=== Task objective ===
Write out the entries below once more, exactly, with the pictures left out.
── Record excerpts ──
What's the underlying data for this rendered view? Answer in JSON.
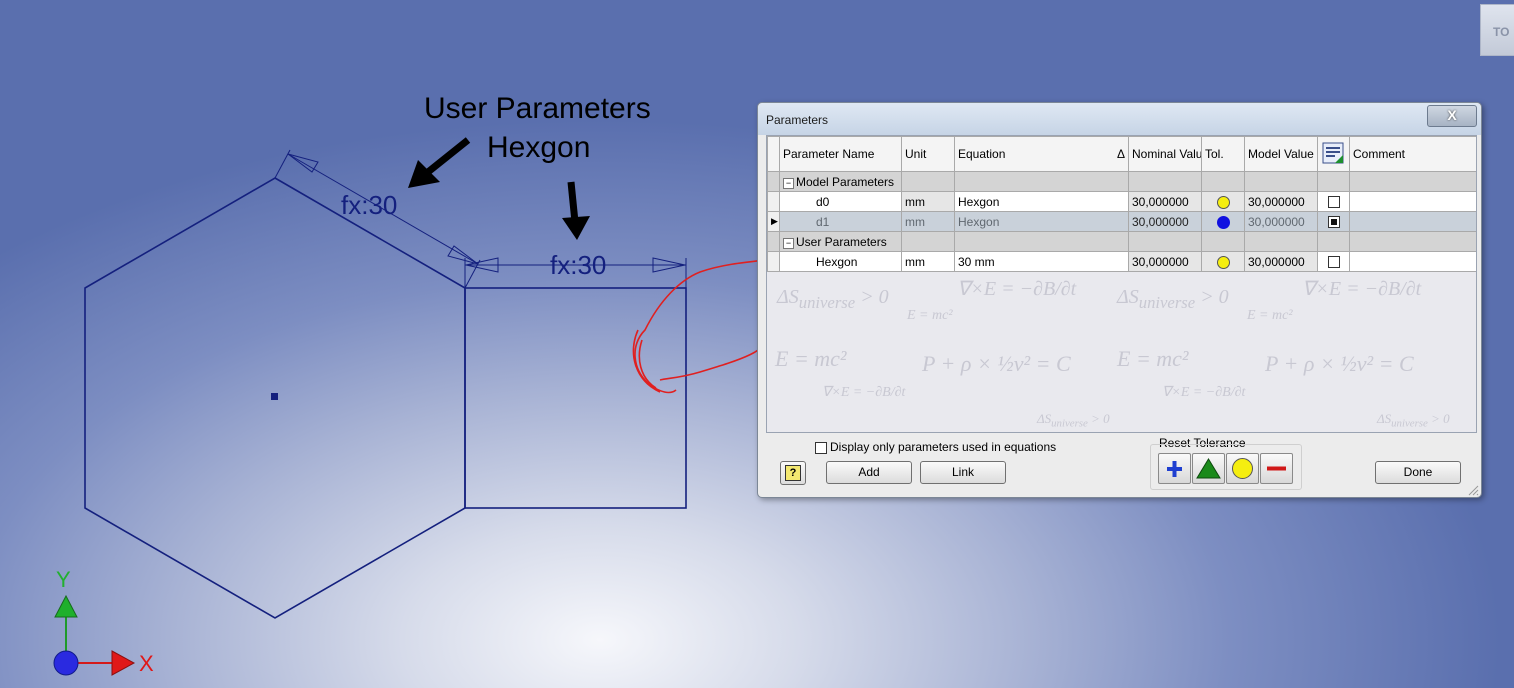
{
  "viewcube": {
    "label": "TO"
  },
  "annotations": {
    "callout_line1": "User Parameters",
    "callout_line2": "Hexgon"
  },
  "sketch": {
    "dim_hex_side": "fx:30",
    "dim_square_top": "fx:30"
  },
  "axes": {
    "y_label": "Y",
    "x_label": "X"
  },
  "dialog": {
    "title": "Parameters",
    "close_label": "X",
    "columns": [
      "Parameter Name",
      "Unit",
      "Equation",
      "Nominal Valu",
      "Tol.",
      "Model Value",
      "",
      "Comment"
    ],
    "sort_indicator": "Δ",
    "groups": [
      {
        "name": "Model Parameters",
        "rows": [
          {
            "name": "d0",
            "unit": "mm",
            "equation": "Hexgon",
            "nominal": "30,000000",
            "tol": "yellow",
            "model": "30,000000",
            "export": false,
            "comment": ""
          },
          {
            "name": "d1",
            "unit": "mm",
            "equation": "Hexgon",
            "nominal": "30,000000",
            "tol": "blue",
            "model": "30,000000",
            "export": true,
            "comment": ""
          }
        ]
      },
      {
        "name": "User Parameters",
        "rows": [
          {
            "name": "Hexgon",
            "unit": "mm",
            "equation": "30 mm",
            "nominal": "30,000000",
            "tol": "yellow",
            "model": "30,000000",
            "export": false,
            "comment": ""
          }
        ]
      }
    ],
    "filter_checkbox_label": "Display only parameters used in equations",
    "help_label": "?",
    "add_label": "Add",
    "link_label": "Link",
    "reset_tolerance_label": "Reset Tolerance",
    "done_label": "Done"
  },
  "colors": {
    "sketch_line": "#14207e",
    "annotation_red": "#e02020",
    "tol_yellow": "#f5ee10",
    "tol_blue": "#1010e0",
    "tol_green": "#1a8a1a"
  }
}
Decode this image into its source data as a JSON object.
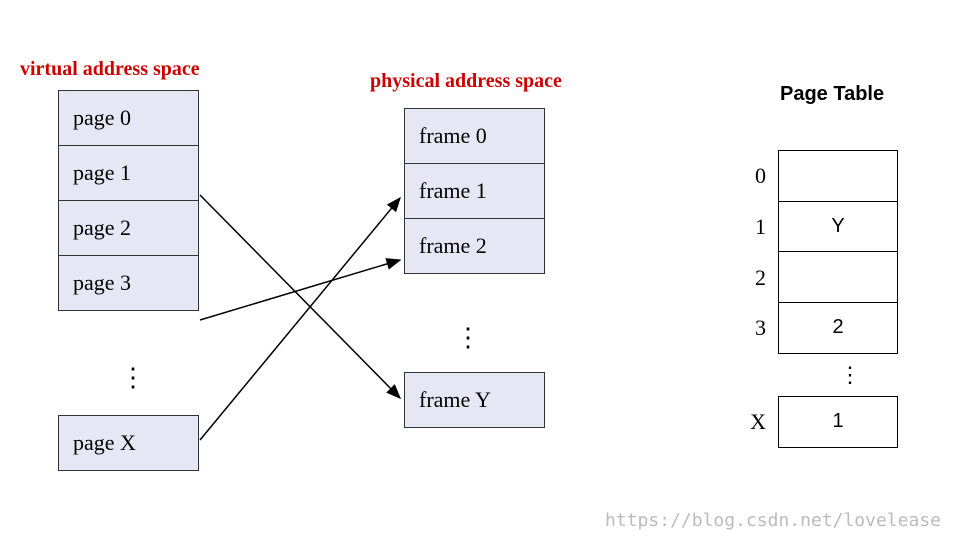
{
  "virtual": {
    "title": "virtual address space",
    "pages_top": [
      "page 0",
      "page 1",
      "page 2",
      "page 3"
    ],
    "page_bottom": "page X"
  },
  "physical": {
    "title": "physical address space",
    "frames_top": [
      "frame 0",
      "frame 1",
      "frame 2"
    ],
    "frame_bottom": "frame Y"
  },
  "page_table": {
    "title": "Page Table",
    "rows_top": [
      {
        "index": "0",
        "value": ""
      },
      {
        "index": "1",
        "value": "Y"
      },
      {
        "index": "2",
        "value": ""
      },
      {
        "index": "3",
        "value": "2"
      }
    ],
    "row_bottom": {
      "index": "X",
      "value": "1"
    }
  },
  "dots": "⋮",
  "watermark": "https://blog.csdn.net/lovelease"
}
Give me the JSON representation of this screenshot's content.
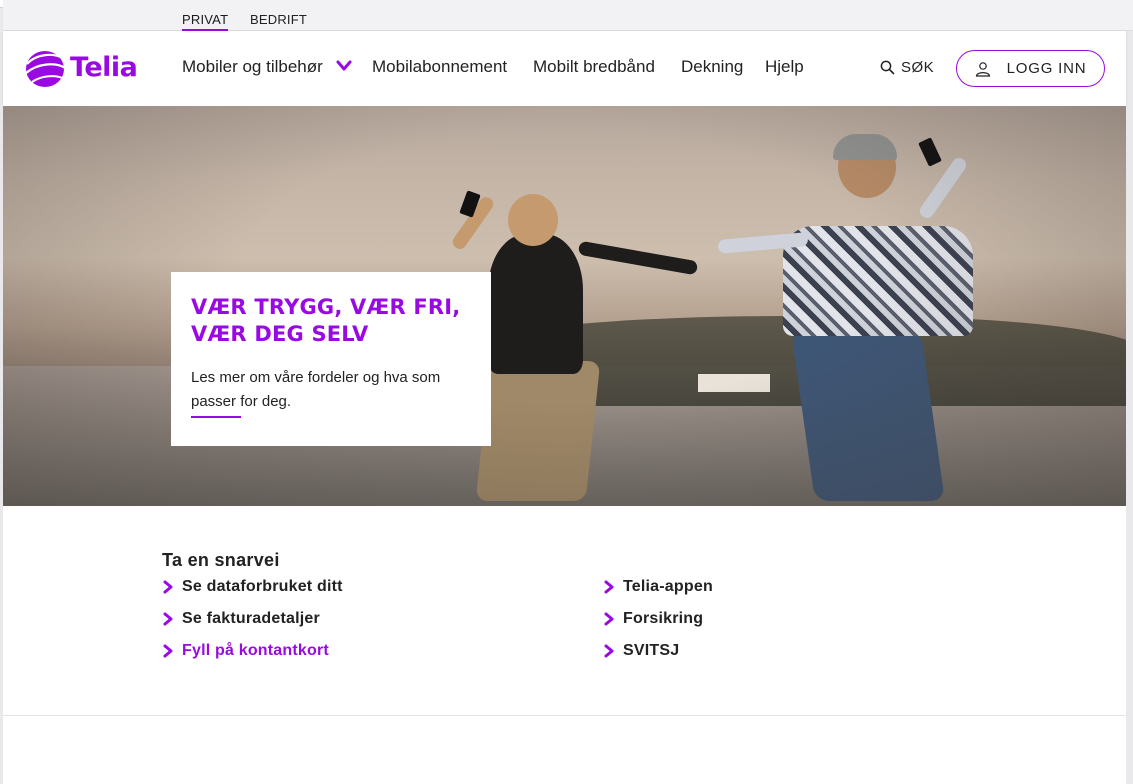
{
  "segments": {
    "private": "PRIVAT",
    "business": "BEDRIFT"
  },
  "brand": {
    "name": "Telia",
    "accent": "#990ae3"
  },
  "nav": {
    "items": [
      "Mobiler og tilbehør",
      "Mobilabonnement",
      "Mobilt bredbånd",
      "Dekning",
      "Hjelp"
    ],
    "search_label": "SØK",
    "login_label": "LOGG INN"
  },
  "hero": {
    "title": "VÆR TRYGG, VÆR FRI,\nVÆR DEG SELV",
    "text": "Les mer om våre fordeler og hva som passer for deg."
  },
  "shortcuts": {
    "title": "Ta en snarvei",
    "left": [
      "Se dataforbruket ditt",
      "Se fakturadetaljer",
      "Fyll på kontantkort"
    ],
    "right": [
      "Telia-appen",
      "Forsikring",
      "SVITSJ"
    ]
  },
  "icons": [
    "telia-logo-icon",
    "chevron-down-icon",
    "search-icon",
    "user-icon",
    "chevron-right-icon"
  ]
}
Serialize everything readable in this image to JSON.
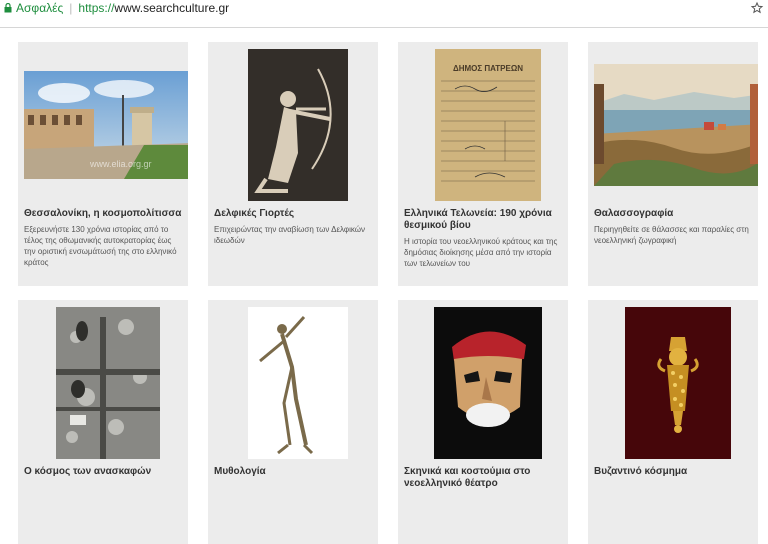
{
  "browser": {
    "secure_label": "Ασφαλές",
    "url_scheme": "https://",
    "url_host": "www.searchculture.gr",
    "lock_icon": "lock-icon",
    "star_icon": "bookmark-star-icon"
  },
  "cards": [
    {
      "title": "Θεσσαλονίκη, η κοσμοπολίτισσα",
      "description": "Εξερευνήστε 130 χρόνια ιστορίας από το τέλος της οθωμανικής αυτοκρατορίας έως την οριστική ενσωμάτωσή της στο ελληνικό κράτος",
      "thumb_watermark": "www.elia.org.gr"
    },
    {
      "title": "Δελφικές Γιορτές",
      "description": "Επιχειρώντας την αναβίωση των Δελφικών ιδεωδών"
    },
    {
      "title": "Ελληνικά Τελωνεία: 190 χρόνια θεσμικού βίου",
      "description": "Η ιστορία του νεοελληνικού κράτους και της δημόσιας διοίκησης μέσα από την ιστορία των τελωνείων του",
      "thumb_heading": "ΔΗΜΟΣ ΠΑΤΡΕΩΝ"
    },
    {
      "title": "Θαλασσογραφία",
      "description": "Περιηγηθείτε σε θάλασσες και παραλίες στη νεοελληνική ζωγραφική"
    },
    {
      "title": "Ο κόσμος των ανασκαφών",
      "description": ""
    },
    {
      "title": "Μυθολογία",
      "description": ""
    },
    {
      "title": "Σκηνικά και κοστούμια στο νεοελληνικό θέατρο",
      "description": ""
    },
    {
      "title": "Βυζαντινό κόσμημα",
      "description": ""
    }
  ]
}
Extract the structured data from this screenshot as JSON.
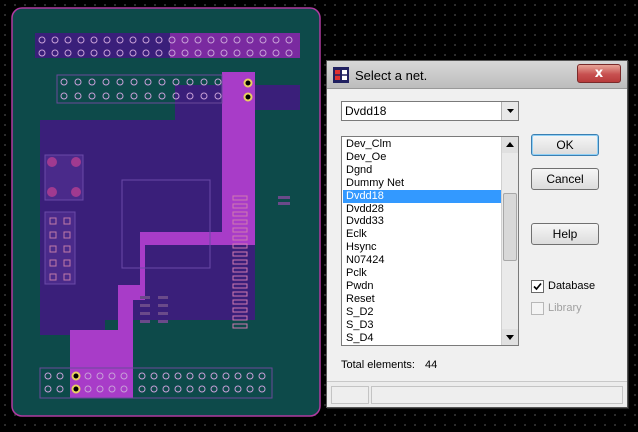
{
  "dialog": {
    "title": "Select a net.",
    "close_glyph": "x",
    "combo_value": "Dvdd18",
    "nets": [
      "Dev_Clm",
      "Dev_Oe",
      "Dgnd",
      "Dummy Net",
      "Dvdd18",
      "Dvdd28",
      "Dvdd33",
      "Eclk",
      "Hsync",
      "N07424",
      "Pclk",
      "Pwdn",
      "Reset",
      "S_D2",
      "S_D3",
      "S_D4"
    ],
    "selected_net": "Dvdd18",
    "buttons": {
      "ok": "OK",
      "cancel": "Cancel",
      "help": "Help"
    },
    "checkboxes": [
      {
        "label": "Database",
        "checked": true,
        "enabled": true
      },
      {
        "label": "Library",
        "checked": false,
        "enabled": false
      }
    ],
    "total_label": "Total elements:",
    "total_value": "44"
  },
  "icons": {
    "app": "app-icon",
    "combo_arrow": "chevron-down-icon",
    "scroll_up": "arrow-up-icon",
    "scroll_down": "arrow-down-icon",
    "check": "check-icon"
  },
  "colors": {
    "canvas": "#000000",
    "board_fill": "#0d4a4a",
    "board_outline": "#b03aa0",
    "copper_dark": "#3a1f7a",
    "copper_highlight": "#a83cc8",
    "selection": "#3399ff"
  }
}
───
=== Output for this task ===
What's the underlying data for this rendered view? Answer in JSON.
{
  "viewcube": {
    "label": "TO"
  },
  "annotations": {
    "callout_line1": "User Parameters",
    "callout_line2": "Hexgon"
  },
  "sketch": {
    "dim_hex_side": "fx:30",
    "dim_square_top": "fx:30"
  },
  "axes": {
    "y_label": "Y",
    "x_label": "X"
  },
  "dialog": {
    "title": "Parameters",
    "close_label": "X",
    "columns": [
      "Parameter Name",
      "Unit",
      "Equation",
      "Nominal Valu",
      "Tol.",
      "Model Value",
      "",
      "Comment"
    ],
    "sort_indicator": "Δ",
    "groups": [
      {
        "name": "Model Parameters",
        "rows": [
          {
            "name": "d0",
            "unit": "mm",
            "equation": "Hexgon",
            "nominal": "30,000000",
            "tol": "yellow",
            "model": "30,000000",
            "export": false,
            "comment": ""
          },
          {
            "name": "d1",
            "unit": "mm",
            "equation": "Hexgon",
            "nominal": "30,000000",
            "tol": "blue",
            "model": "30,000000",
            "export": true,
            "comment": ""
          }
        ]
      },
      {
        "name": "User Parameters",
        "rows": [
          {
            "name": "Hexgon",
            "unit": "mm",
            "equation": "30 mm",
            "nominal": "30,000000",
            "tol": "yellow",
            "model": "30,000000",
            "export": false,
            "comment": ""
          }
        ]
      }
    ],
    "filter_checkbox_label": "Display only parameters used in equations",
    "help_label": "?",
    "add_label": "Add",
    "link_label": "Link",
    "reset_tolerance_label": "Reset Tolerance",
    "done_label": "Done"
  },
  "colors": {
    "sketch_line": "#14207e",
    "annotation_red": "#e02020",
    "tol_yellow": "#f5ee10",
    "tol_blue": "#1010e0",
    "tol_green": "#1a8a1a"
  }
}
Decode this image into its source data as a JSON object.
{
  "virtual": {
    "title": "virtual address space",
    "pages_top": [
      "page 0",
      "page 1",
      "page 2",
      "page 3"
    ],
    "page_bottom": "page X"
  },
  "physical": {
    "title": "physical address space",
    "frames_top": [
      "frame 0",
      "frame 1",
      "frame 2"
    ],
    "frame_bottom": "frame Y"
  },
  "page_table": {
    "title": "Page Table",
    "rows_top": [
      {
        "index": "0",
        "value": ""
      },
      {
        "index": "1",
        "value": "Y"
      },
      {
        "index": "2",
        "value": ""
      },
      {
        "index": "3",
        "value": "2"
      }
    ],
    "row_bottom": {
      "index": "X",
      "value": "1"
    }
  },
  "dots": "⋮",
  "watermark": "https://blog.csdn.net/lovelease"
}
Give me the JSON representation of this screenshot's content.
{
  "segments": {
    "private": "PRIVAT",
    "business": "BEDRIFT"
  },
  "brand": {
    "name": "Telia",
    "accent": "#990ae3"
  },
  "nav": {
    "items": [
      "Mobiler og tilbehør",
      "Mobilabonnement",
      "Mobilt bredbånd",
      "Dekning",
      "Hjelp"
    ],
    "search_label": "SØK",
    "login_label": "LOGG INN"
  },
  "hero": {
    "title": "VÆR TRYGG, VÆR FRI,\nVÆR DEG SELV",
    "text": "Les mer om våre fordeler og hva som passer for deg."
  },
  "shortcuts": {
    "title": "Ta en snarvei",
    "left": [
      "Se dataforbruket ditt",
      "Se fakturadetaljer",
      "Fyll på kontantkort"
    ],
    "right": [
      "Telia-appen",
      "Forsikring",
      "SVITSJ"
    ]
  },
  "icons": [
    "telia-logo-icon",
    "chevron-down-icon",
    "search-icon",
    "user-icon",
    "chevron-right-icon"
  ]
}
Serialize everything readable in this image to JSON.
{
  "browser": {
    "secure_label": "Ασφαλές",
    "url_scheme": "https://",
    "url_host": "www.searchculture.gr",
    "lock_icon": "lock-icon",
    "star_icon": "bookmark-star-icon"
  },
  "cards": [
    {
      "title": "Θεσσαλονίκη, η κοσμοπολίτισσα",
      "description": "Εξερευνήστε 130 χρόνια ιστορίας από το τέλος της οθωμανικής αυτοκρατορίας έως την οριστική ενσωμάτωσή της στο ελληνικό κράτος",
      "thumb_watermark": "www.elia.org.gr"
    },
    {
      "title": "Δελφικές Γιορτές",
      "description": "Επιχειρώντας την αναβίωση των Δελφικών ιδεωδών"
    },
    {
      "title": "Ελληνικά Τελωνεία: 190 χρόνια θεσμικού βίου",
      "description": "Η ιστορία του νεοελληνικού κράτους και της δημόσιας διοίκησης μέσα από την ιστορία των τελωνείων του",
      "thumb_heading": "ΔΗΜΟΣ ΠΑΤΡΕΩΝ"
    },
    {
      "title": "Θαλασσογραφία",
      "description": "Περιηγηθείτε σε θάλασσες και παραλίες στη νεοελληνική ζωγραφική"
    },
    {
      "title": "Ο κόσμος των ανασκαφών",
      "description": ""
    },
    {
      "title": "Μυθολογία",
      "description": ""
    },
    {
      "title": "Σκηνικά και κοστούμια στο νεοελληνικό θέατρο",
      "description": ""
    },
    {
      "title": "Βυζαντινό κόσμημα",
      "description": ""
    }
  ]
}
Extract the structured data from this screenshot as JSON.
{
  "dialog": {
    "title": "Select a net.",
    "close_glyph": "x",
    "combo_value": "Dvdd18",
    "nets": [
      "Dev_Clm",
      "Dev_Oe",
      "Dgnd",
      "Dummy Net",
      "Dvdd18",
      "Dvdd28",
      "Dvdd33",
      "Eclk",
      "Hsync",
      "N07424",
      "Pclk",
      "Pwdn",
      "Reset",
      "S_D2",
      "S_D3",
      "S_D4"
    ],
    "selected_net": "Dvdd18",
    "buttons": {
      "ok": "OK",
      "cancel": "Cancel",
      "help": "Help"
    },
    "checkboxes": [
      {
        "label": "Database",
        "checked": true,
        "enabled": true
      },
      {
        "label": "Library",
        "checked": false,
        "enabled": false
      }
    ],
    "total_label": "Total elements:",
    "total_value": "44"
  },
  "icons": {
    "app": "app-icon",
    "combo_arrow": "chevron-down-icon",
    "scroll_up": "arrow-up-icon",
    "scroll_down": "arrow-down-icon",
    "check": "check-icon"
  },
  "colors": {
    "canvas": "#000000",
    "board_fill": "#0d4a4a",
    "board_outline": "#b03aa0",
    "copper_dark": "#3a1f7a",
    "copper_highlight": "#a83cc8",
    "selection": "#3399ff"
  }
}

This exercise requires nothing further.